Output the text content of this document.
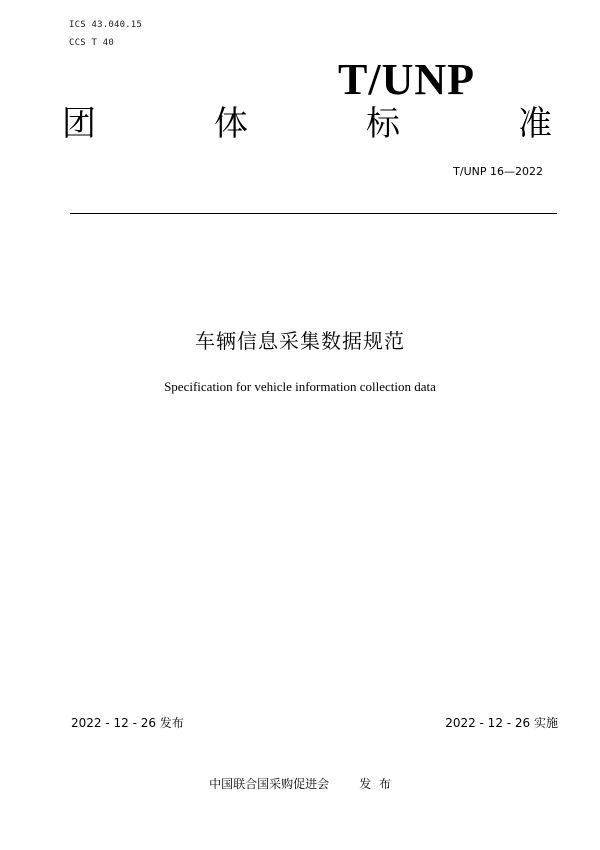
ICS 43.040.15
CCS T 40
T/UNP
团	体	标	准
T/UNP 16—2022
车辆信息采集数据规范
Specification for vehicle information collection data
2022 - 12 - 26 发布	2022 - 12 - 26 实施
中国联合国采购促进会	发  布
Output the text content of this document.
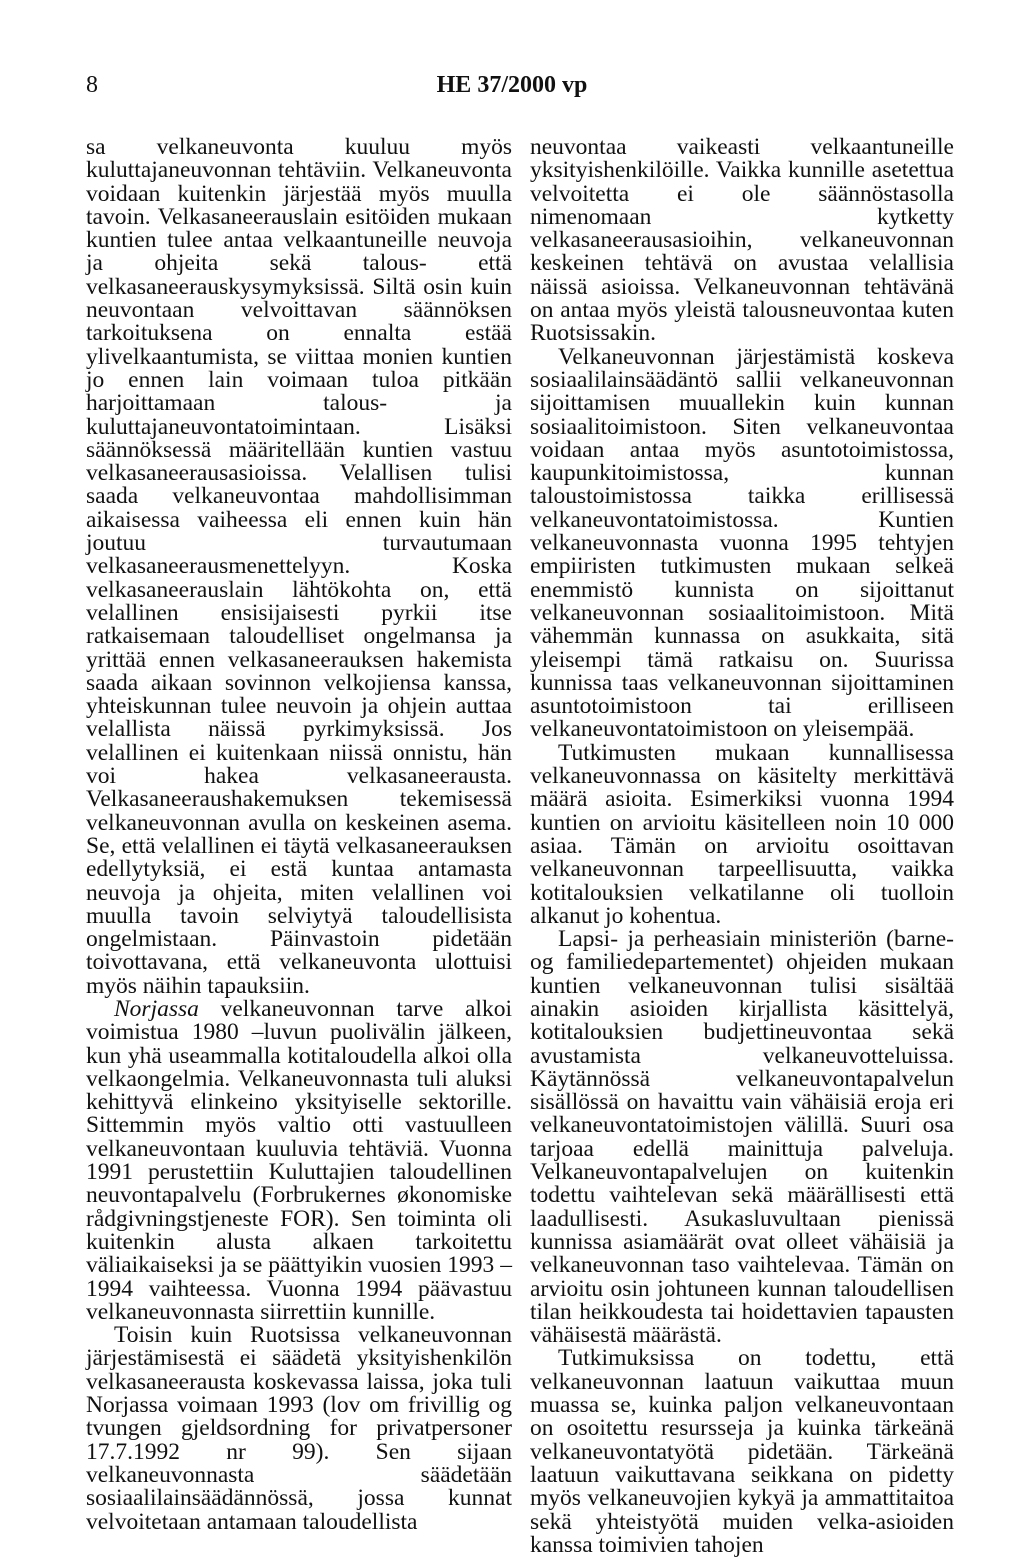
8	HE 37/2000 vp

sa velkaneuvonta kuuluu myös kuluttajaneuvonnan tehtäviin. Velkaneuvonta voidaan kuitenkin järjestää myös muulla tavoin. Velkasaneerauslain esitöiden mukaan kuntien tulee antaa velkaantuneille neuvoja ja ohjeita sekä talous- että velkasaneerauskysymyksissä. Siltä osin kuin neuvontaan velvoittavan säännöksen tarkoituksena on ennalta estää ylivelkaantumista, se viittaa monien kuntien jo ennen lain voimaan tuloa pitkään harjoittamaan talous- ja kuluttajaneuvontatoimintaan. Lisäksi säännöksessä määritellään kuntien vastuu velkasaneerausasioissa. Velallisen tulisi saada velkaneuvontaa mahdollisimman aikaisessa vaiheessa eli ennen kuin hän joutuu turvautumaan velkasaneerausmenettelyyn. Koska velkasaneerauslain lähtökohta on, että velallinen ensisijaisesti pyrkii itse ratkaisemaan taloudelliset ongelmansa ja yrittää ennen velkasaneerauksen hakemista saada aikaan sovinnon velkojiensa kanssa, yhteiskunnan tulee neuvoin ja ohjein auttaa velallista näissä pyrkimyksissä. Jos velallinen ei kuitenkaan niissä onnistu, hän voi hakea velkasaneerausta. Velkasaneeraushakemuksen tekemisessä velkaneuvonnan avulla on keskeinen asema. Se, että velallinen ei täytä velkasaneerauksen edellytyksiä, ei estä kuntaa antamasta neuvoja ja ohjeita, miten velallinen voi muulla tavoin selviytyä taloudellisista ongelmistaan. Päinvastoin pidetään toivottavana, että velkaneuvonta ulottuisi myös näihin tapauksiin.

Norjassa velkaneuvonnan tarve alkoi voimistua 1980 –luvun puolivälin jälkeen, kun yhä useammalla kotitaloudella alkoi olla velkaongelmia. Velkaneuvonnasta tuli aluksi kehittyvä elinkeino yksityiselle sektorille. Sittemmin myös valtio otti vastuulleen velkaneuvontaan kuuluvia tehtäviä. Vuonna 1991 perustettiin Kuluttajien taloudellinen neuvontapalvelu (Forbrukernes økonomiske rådgivningstjeneste FOR). Sen toiminta oli kuitenkin alusta alkaen tarkoitettu väliaikaiseksi ja se päättyikin vuosien 1993 – 1994 vaihteessa. Vuonna 1994 päävastuu velkaneuvonnasta siirrettiin kunnille.

Toisin kuin Ruotsissa velkaneuvonnan järjestämisestä ei säädetä yksityishenkilön velkasaneerausta koskevassa laissa, joka tuli Norjassa voimaan 1993 (lov om frivillig og tvungen gjeldsordning for privatpersoner 17.7.1992 nr 99). Sen sijaan velkaneuvonnasta säädetään sosiaalilainsäädännössä, jossa kunnat velvoitetaan antamaan taloudellista

neuvontaa vaikeasti velkaantuneille yksityishenkilöille. Vaikka kunnille asetettua velvoitetta ei ole säännöstasolla nimenomaan kytketty velkasaneerausasioihin, velkaneuvonnan keskeinen tehtävä on avustaa velallisia näissä asioissa. Velkaneuvonnan tehtävänä on antaa myös yleistä talousneuvontaa kuten Ruotsissakin.

Velkaneuvonnan järjestämistä koskeva sosiaalilainsäädäntö sallii velkaneuvonnan sijoittamisen muuallekin kuin kunnan sosiaalitoimistoon. Siten velkaneuvontaa voidaan antaa myös asuntotoimistossa, kaupunkitoimistossa, kunnan taloustoimistossa taikka erillisessä velkaneuvontatoimistossa. Kuntien velkaneuvonnasta vuonna 1995 tehtyjen empiiristen tutkimusten mukaan selkeä enemmistö kunnista on sijoittanut velkaneuvonnan sosiaalitoimistoon. Mitä vähemmän kunnassa on asukkaita, sitä yleisempi tämä ratkaisu on. Suurissa kunnissa taas velkaneuvonnan sijoittaminen asuntotoimistoon tai erilliseen velkaneuvontatoimistoon on yleisempää.

Tutkimusten mukaan kunnallisessa velkaneuvonnassa on käsitelty merkittävä määrä asioita. Esimerkiksi vuonna 1994 kuntien on arvioitu käsitelleen noin 10 000 asiaa. Tämän on arvioitu osoittavan velkaneuvonnan tarpeellisuutta, vaikka kotitalouksien velkatilanne oli tuolloin alkanut jo kohentua.

Lapsi- ja perheasiain ministeriön (barne- og familiedepartementet) ohjeiden mukaan kuntien velkaneuvonnan tulisi sisältää ainakin asioiden kirjallista käsittelyä, kotitalouksien budjettineuvontaa sekä avustamista velkaneuvotteluissa. Käytännössä velkaneuvontapalvelun sisällössä on havaittu vain vähäisiä eroja eri velkaneuvontatoimistojen välillä. Suuri osa tarjoaa edellä mainittuja palveluja. Velkaneuvontapalvelujen on kuitenkin todettu vaihtelevan sekä määrällisesti että laadullisesti. Asukasluvultaan pienissä kunnissa asiamäärät ovat olleet vähäisiä ja velkaneuvonnan taso vaihtelevaa. Tämän on arvioitu osin johtuneen kunnan taloudellisen tilan heikkoudesta tai hoidettavien tapausten vähäisestä määrästä.

Tutkimuksissa on todettu, että velkaneuvonnan laatuun vaikuttaa muun muassa se, kuinka paljon velkaneuvontaan on osoitettu resursseja ja kuinka tärkeänä velkaneuvontatyötä pidetään. Tärkeänä laatuun vaikuttavana seikkana on pidetty myös velkaneuvojien kykyä ja ammattitaitoa sekä yhteistyötä muiden velka-asioiden kanssa toimivien tahojen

○ ○ ○ ○

- **TASK PROMPT**: Select and copy each line from the data that includes the word "kunnissa".

- **FULL OUTPUT**:
Velkaneuvonnan järjestämistä koskeva sosiaalilainsäädäntö sallii velkaneuvonnan sijoittamisen muuallekin kuin kunnan sosiaalitoimistoon. Siten velkaneuvontaa voidaan antaa myös asuntotoimistossa, kaupunkitoimistossa, kunnan taloustoimistossa taikka erillisessä velkaneuvontatoimistossa. Kuntien velkaneuvonnasta vuonna 1995 tehtyjen empiiristen tutkimusten mukaan selkeä enemmistö kunnista on sijoittanut velkaneuvonnan sosiaalitoimistoon. Mitä vähemmän kunnassa on asukkaita, sitä yleisempi tämä ratkaisu on. Suurissa kunnissa taas velkaneuvonnan sijoittaminen asuntotoimistoon tai erilliseen velkaneuvontatoimistoon on yleisempää.
Lapsi- ja perheasiain ministeriön (barne- og familiedepartementet) ohjeiden mukaan kuntien velkaneuvonnan tulisi sisältää ainakin asioiden kirjallista käsittelyä, kotitalouksien budjettineuvontaa sekä avustamista velkaneuvotteluissa. Käytännössä velkaneuvontapalvelun sisällössä on havaittu vain vähäisiä eroja eri velkaneuvontatoimistojen välillä. Suuri osa tarjoaa edellä mainittuja palveluja. Velkaneuvontapalvelujen on kuitenkin todettu vaihtelevan sekä määrällisesti että laadullisesti. Asukasluvultaan pienissä kunnissa asiamäärät ovat olleet vähäisiä ja velkaneuvonnan taso vaihtelevaa. Tämän on arvioitu osin johtuneen kunnan taloudellisen tilan heikkoudesta tai hoidettavien tapausten vähäisestä määrästä.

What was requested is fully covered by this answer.